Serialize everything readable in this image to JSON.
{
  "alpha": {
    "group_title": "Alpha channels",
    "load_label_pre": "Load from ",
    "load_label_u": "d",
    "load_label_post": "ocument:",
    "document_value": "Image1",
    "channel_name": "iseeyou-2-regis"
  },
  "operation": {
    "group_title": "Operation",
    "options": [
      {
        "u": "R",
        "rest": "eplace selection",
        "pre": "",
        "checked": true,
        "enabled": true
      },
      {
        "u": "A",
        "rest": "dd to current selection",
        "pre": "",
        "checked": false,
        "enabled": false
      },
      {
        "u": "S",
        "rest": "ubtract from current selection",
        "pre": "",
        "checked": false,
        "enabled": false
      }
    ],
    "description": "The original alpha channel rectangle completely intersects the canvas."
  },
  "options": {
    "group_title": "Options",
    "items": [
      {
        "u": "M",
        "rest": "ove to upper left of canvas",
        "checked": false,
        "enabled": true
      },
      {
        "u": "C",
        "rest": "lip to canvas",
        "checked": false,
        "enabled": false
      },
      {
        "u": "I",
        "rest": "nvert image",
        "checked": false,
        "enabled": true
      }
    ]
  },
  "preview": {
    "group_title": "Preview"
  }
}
——————————
- WORK INSTRUCTIONS: Go through the listing and copy all of it exactly.

- TASK RESULT:
Serialize everything readable in this image to JSON.
{
  "alpha": {
    "group_title": "Alpha channels",
    "load_label_pre": "Load from ",
    "load_label_u": "d",
    "load_label_post": "ocument:",
    "document_value": "Image1",
    "channel_name": "iseeyou-2-regis"
  },
  "operation": {
    "group_title": "Operation",
    "options": [
      {
        "u": "R",
        "rest": "eplace selection",
        "pre": "",
        "checked": true,
        "enabled": true
      },
      {
        "u": "A",
        "rest": "dd to current selection",
        "pre": "",
        "checked": false,
        "enabled": false
      },
      {
        "u": "S",
        "rest": "ubtract from current selection",
        "pre": "",
        "checked": false,
        "enabled": false
      }
    ],
    "description": "The original alpha channel rectangle completely intersects the canvas."
  },
  "options": {
    "group_title": "Options",
    "items": [
      {
        "u": "M",
        "rest": "ove to upper left of canvas",
        "checked": false,
        "enabled": true
      },
      {
        "u": "C",
        "rest": "lip to canvas",
        "checked": false,
        "enabled": false
      },
      {
        "u": "I",
        "rest": "nvert image",
        "checked": false,
        "enabled": true
      }
    ]
  },
  "preview": {
    "group_title": "Preview"
  }
}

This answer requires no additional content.